▶ **Figure content listings**
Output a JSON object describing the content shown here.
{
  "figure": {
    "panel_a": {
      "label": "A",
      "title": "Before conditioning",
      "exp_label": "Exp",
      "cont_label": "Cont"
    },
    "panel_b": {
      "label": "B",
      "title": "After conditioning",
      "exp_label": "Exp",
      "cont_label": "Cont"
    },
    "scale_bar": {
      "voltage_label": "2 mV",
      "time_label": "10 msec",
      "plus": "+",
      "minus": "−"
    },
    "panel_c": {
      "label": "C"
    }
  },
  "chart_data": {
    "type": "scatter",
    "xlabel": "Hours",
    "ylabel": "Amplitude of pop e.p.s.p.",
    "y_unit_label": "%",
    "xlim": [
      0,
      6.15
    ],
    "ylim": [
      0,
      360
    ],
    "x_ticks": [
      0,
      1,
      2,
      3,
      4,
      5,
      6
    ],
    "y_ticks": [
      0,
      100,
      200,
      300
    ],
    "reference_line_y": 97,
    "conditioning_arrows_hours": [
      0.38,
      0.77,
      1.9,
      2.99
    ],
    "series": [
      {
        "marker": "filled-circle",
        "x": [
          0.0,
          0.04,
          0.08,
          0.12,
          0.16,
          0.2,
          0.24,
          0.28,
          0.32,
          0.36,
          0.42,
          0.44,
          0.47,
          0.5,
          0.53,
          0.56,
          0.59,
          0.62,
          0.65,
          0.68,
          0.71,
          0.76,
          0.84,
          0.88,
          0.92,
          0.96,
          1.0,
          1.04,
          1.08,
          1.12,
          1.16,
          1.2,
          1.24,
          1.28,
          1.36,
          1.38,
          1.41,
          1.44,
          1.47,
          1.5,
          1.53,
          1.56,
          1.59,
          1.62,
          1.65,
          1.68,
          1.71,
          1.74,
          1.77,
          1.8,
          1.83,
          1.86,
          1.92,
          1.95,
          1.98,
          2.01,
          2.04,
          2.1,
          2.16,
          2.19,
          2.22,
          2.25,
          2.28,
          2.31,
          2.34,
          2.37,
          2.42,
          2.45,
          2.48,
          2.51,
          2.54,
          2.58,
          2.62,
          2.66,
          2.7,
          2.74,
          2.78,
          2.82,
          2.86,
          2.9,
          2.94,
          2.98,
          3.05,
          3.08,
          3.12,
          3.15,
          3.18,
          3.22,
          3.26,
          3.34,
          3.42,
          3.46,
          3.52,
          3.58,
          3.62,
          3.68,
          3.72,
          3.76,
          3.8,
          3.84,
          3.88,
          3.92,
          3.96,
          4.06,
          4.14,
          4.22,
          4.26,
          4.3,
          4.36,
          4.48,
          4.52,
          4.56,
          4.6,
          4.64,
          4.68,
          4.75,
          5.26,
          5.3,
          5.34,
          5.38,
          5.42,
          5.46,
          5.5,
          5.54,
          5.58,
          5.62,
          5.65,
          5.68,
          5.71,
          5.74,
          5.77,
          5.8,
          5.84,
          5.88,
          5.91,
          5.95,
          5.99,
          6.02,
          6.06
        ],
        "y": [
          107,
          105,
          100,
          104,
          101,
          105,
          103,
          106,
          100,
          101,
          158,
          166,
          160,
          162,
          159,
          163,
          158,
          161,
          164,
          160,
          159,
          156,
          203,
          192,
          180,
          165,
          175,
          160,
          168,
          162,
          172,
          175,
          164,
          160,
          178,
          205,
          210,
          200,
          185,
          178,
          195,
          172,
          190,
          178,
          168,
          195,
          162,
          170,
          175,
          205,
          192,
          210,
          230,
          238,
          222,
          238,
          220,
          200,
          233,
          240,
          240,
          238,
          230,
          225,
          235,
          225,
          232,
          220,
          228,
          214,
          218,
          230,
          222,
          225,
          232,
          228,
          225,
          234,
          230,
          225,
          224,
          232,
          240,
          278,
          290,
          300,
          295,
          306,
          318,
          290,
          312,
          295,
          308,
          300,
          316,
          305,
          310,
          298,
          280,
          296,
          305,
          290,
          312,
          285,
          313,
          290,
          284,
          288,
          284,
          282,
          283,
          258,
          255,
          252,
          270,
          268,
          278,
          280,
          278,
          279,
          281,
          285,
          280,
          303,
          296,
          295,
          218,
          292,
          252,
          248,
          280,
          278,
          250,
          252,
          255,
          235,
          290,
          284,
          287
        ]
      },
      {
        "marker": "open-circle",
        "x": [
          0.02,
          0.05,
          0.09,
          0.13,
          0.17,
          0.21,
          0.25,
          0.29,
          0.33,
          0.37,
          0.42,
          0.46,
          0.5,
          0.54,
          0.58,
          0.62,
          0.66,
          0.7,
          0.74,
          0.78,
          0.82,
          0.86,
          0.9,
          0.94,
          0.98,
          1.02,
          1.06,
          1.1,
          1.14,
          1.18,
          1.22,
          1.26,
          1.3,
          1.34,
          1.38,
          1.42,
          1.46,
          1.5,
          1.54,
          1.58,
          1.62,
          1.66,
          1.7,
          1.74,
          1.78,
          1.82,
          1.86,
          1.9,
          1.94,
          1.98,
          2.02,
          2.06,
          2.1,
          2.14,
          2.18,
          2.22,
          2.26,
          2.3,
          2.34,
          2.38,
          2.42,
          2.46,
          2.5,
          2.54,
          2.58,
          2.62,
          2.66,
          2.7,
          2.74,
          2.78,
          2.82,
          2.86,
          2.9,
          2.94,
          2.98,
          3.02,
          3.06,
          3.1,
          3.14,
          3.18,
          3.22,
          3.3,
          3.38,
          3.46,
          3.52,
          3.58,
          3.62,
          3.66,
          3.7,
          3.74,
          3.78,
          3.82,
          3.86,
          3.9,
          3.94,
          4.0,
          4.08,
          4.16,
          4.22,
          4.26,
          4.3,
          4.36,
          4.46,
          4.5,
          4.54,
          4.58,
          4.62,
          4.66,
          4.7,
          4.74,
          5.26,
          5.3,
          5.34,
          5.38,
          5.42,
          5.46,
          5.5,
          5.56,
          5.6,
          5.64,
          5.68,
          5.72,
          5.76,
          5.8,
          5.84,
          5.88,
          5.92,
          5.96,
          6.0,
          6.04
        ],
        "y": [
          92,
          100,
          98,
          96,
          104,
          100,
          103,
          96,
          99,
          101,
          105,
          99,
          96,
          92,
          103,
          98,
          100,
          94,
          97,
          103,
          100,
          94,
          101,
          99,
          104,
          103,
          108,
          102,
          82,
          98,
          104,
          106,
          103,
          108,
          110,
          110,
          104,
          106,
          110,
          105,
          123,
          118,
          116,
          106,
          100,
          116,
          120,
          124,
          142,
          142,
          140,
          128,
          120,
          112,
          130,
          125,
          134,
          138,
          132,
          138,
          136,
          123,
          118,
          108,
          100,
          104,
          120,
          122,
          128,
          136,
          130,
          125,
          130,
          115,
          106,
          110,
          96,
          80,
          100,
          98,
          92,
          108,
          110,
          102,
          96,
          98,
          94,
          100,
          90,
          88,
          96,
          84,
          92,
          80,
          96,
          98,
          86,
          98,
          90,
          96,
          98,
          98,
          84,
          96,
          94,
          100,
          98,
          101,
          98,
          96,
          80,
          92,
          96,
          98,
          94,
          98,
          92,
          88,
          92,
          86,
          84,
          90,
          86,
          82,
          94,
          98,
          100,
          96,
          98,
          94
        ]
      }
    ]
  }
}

▶ **STATED PROBLEM**
Retype the listing above in full, with no alterations.

▶ **REPLY TO THE EXERCISE**
Output a JSON object describing the content shown here.
{
  "figure": {
    "panel_a": {
      "label": "A",
      "title": "Before conditioning",
      "exp_label": "Exp",
      "cont_label": "Cont"
    },
    "panel_b": {
      "label": "B",
      "title": "After conditioning",
      "exp_label": "Exp",
      "cont_label": "Cont"
    },
    "scale_bar": {
      "voltage_label": "2 mV",
      "time_label": "10 msec",
      "plus": "+",
      "minus": "−"
    },
    "panel_c": {
      "label": "C"
    }
  },
  "chart_data": {
    "type": "scatter",
    "xlabel": "Hours",
    "ylabel": "Amplitude of pop e.p.s.p.",
    "y_unit_label": "%",
    "xlim": [
      0,
      6.15
    ],
    "ylim": [
      0,
      360
    ],
    "x_ticks": [
      0,
      1,
      2,
      3,
      4,
      5,
      6
    ],
    "y_ticks": [
      0,
      100,
      200,
      300
    ],
    "reference_line_y": 97,
    "conditioning_arrows_hours": [
      0.38,
      0.77,
      1.9,
      2.99
    ],
    "series": [
      {
        "marker": "filled-circle",
        "x": [
          0.0,
          0.04,
          0.08,
          0.12,
          0.16,
          0.2,
          0.24,
          0.28,
          0.32,
          0.36,
          0.42,
          0.44,
          0.47,
          0.5,
          0.53,
          0.56,
          0.59,
          0.62,
          0.65,
          0.68,
          0.71,
          0.76,
          0.84,
          0.88,
          0.92,
          0.96,
          1.0,
          1.04,
          1.08,
          1.12,
          1.16,
          1.2,
          1.24,
          1.28,
          1.36,
          1.38,
          1.41,
          1.44,
          1.47,
          1.5,
          1.53,
          1.56,
          1.59,
          1.62,
          1.65,
          1.68,
          1.71,
          1.74,
          1.77,
          1.8,
          1.83,
          1.86,
          1.92,
          1.95,
          1.98,
          2.01,
          2.04,
          2.1,
          2.16,
          2.19,
          2.22,
          2.25,
          2.28,
          2.31,
          2.34,
          2.37,
          2.42,
          2.45,
          2.48,
          2.51,
          2.54,
          2.58,
          2.62,
          2.66,
          2.7,
          2.74,
          2.78,
          2.82,
          2.86,
          2.9,
          2.94,
          2.98,
          3.05,
          3.08,
          3.12,
          3.15,
          3.18,
          3.22,
          3.26,
          3.34,
          3.42,
          3.46,
          3.52,
          3.58,
          3.62,
          3.68,
          3.72,
          3.76,
          3.8,
          3.84,
          3.88,
          3.92,
          3.96,
          4.06,
          4.14,
          4.22,
          4.26,
          4.3,
          4.36,
          4.48,
          4.52,
          4.56,
          4.6,
          4.64,
          4.68,
          4.75,
          5.26,
          5.3,
          5.34,
          5.38,
          5.42,
          5.46,
          5.5,
          5.54,
          5.58,
          5.62,
          5.65,
          5.68,
          5.71,
          5.74,
          5.77,
          5.8,
          5.84,
          5.88,
          5.91,
          5.95,
          5.99,
          6.02,
          6.06
        ],
        "y": [
          107,
          105,
          100,
          104,
          101,
          105,
          103,
          106,
          100,
          101,
          158,
          166,
          160,
          162,
          159,
          163,
          158,
          161,
          164,
          160,
          159,
          156,
          203,
          192,
          180,
          165,
          175,
          160,
          168,
          162,
          172,
          175,
          164,
          160,
          178,
          205,
          210,
          200,
          185,
          178,
          195,
          172,
          190,
          178,
          168,
          195,
          162,
          170,
          175,
          205,
          192,
          210,
          230,
          238,
          222,
          238,
          220,
          200,
          233,
          240,
          240,
          238,
          230,
          225,
          235,
          225,
          232,
          220,
          228,
          214,
          218,
          230,
          222,
          225,
          232,
          228,
          225,
          234,
          230,
          225,
          224,
          232,
          240,
          278,
          290,
          300,
          295,
          306,
          318,
          290,
          312,
          295,
          308,
          300,
          316,
          305,
          310,
          298,
          280,
          296,
          305,
          290,
          312,
          285,
          313,
          290,
          284,
          288,
          284,
          282,
          283,
          258,
          255,
          252,
          270,
          268,
          278,
          280,
          278,
          279,
          281,
          285,
          280,
          303,
          296,
          295,
          218,
          292,
          252,
          248,
          280,
          278,
          250,
          252,
          255,
          235,
          290,
          284,
          287
        ]
      },
      {
        "marker": "open-circle",
        "x": [
          0.02,
          0.05,
          0.09,
          0.13,
          0.17,
          0.21,
          0.25,
          0.29,
          0.33,
          0.37,
          0.42,
          0.46,
          0.5,
          0.54,
          0.58,
          0.62,
          0.66,
          0.7,
          0.74,
          0.78,
          0.82,
          0.86,
          0.9,
          0.94,
          0.98,
          1.02,
          1.06,
          1.1,
          1.14,
          1.18,
          1.22,
          1.26,
          1.3,
          1.34,
          1.38,
          1.42,
          1.46,
          1.5,
          1.54,
          1.58,
          1.62,
          1.66,
          1.7,
          1.74,
          1.78,
          1.82,
          1.86,
          1.9,
          1.94,
          1.98,
          2.02,
          2.06,
          2.1,
          2.14,
          2.18,
          2.22,
          2.26,
          2.3,
          2.34,
          2.38,
          2.42,
          2.46,
          2.5,
          2.54,
          2.58,
          2.62,
          2.66,
          2.7,
          2.74,
          2.78,
          2.82,
          2.86,
          2.9,
          2.94,
          2.98,
          3.02,
          3.06,
          3.1,
          3.14,
          3.18,
          3.22,
          3.3,
          3.38,
          3.46,
          3.52,
          3.58,
          3.62,
          3.66,
          3.7,
          3.74,
          3.78,
          3.82,
          3.86,
          3.9,
          3.94,
          4.0,
          4.08,
          4.16,
          4.22,
          4.26,
          4.3,
          4.36,
          4.46,
          4.5,
          4.54,
          4.58,
          4.62,
          4.66,
          4.7,
          4.74,
          5.26,
          5.3,
          5.34,
          5.38,
          5.42,
          5.46,
          5.5,
          5.56,
          5.6,
          5.64,
          5.68,
          5.72,
          5.76,
          5.8,
          5.84,
          5.88,
          5.92,
          5.96,
          6.0,
          6.04
        ],
        "y": [
          92,
          100,
          98,
          96,
          104,
          100,
          103,
          96,
          99,
          101,
          105,
          99,
          96,
          92,
          103,
          98,
          100,
          94,
          97,
          103,
          100,
          94,
          101,
          99,
          104,
          103,
          108,
          102,
          82,
          98,
          104,
          106,
          103,
          108,
          110,
          110,
          104,
          106,
          110,
          105,
          123,
          118,
          116,
          106,
          100,
          116,
          120,
          124,
          142,
          142,
          140,
          128,
          120,
          112,
          130,
          125,
          134,
          138,
          132,
          138,
          136,
          123,
          118,
          108,
          100,
          104,
          120,
          122,
          128,
          136,
          130,
          125,
          130,
          115,
          106,
          110,
          96,
          80,
          100,
          98,
          92,
          108,
          110,
          102,
          96,
          98,
          94,
          100,
          90,
          88,
          96,
          84,
          92,
          80,
          96,
          98,
          86,
          98,
          90,
          96,
          98,
          98,
          84,
          96,
          94,
          100,
          98,
          101,
          98,
          96,
          80,
          92,
          96,
          98,
          94,
          98,
          92,
          88,
          92,
          86,
          84,
          90,
          86,
          82,
          94,
          98,
          100,
          96,
          98,
          94
        ]
      }
    ]
  }
}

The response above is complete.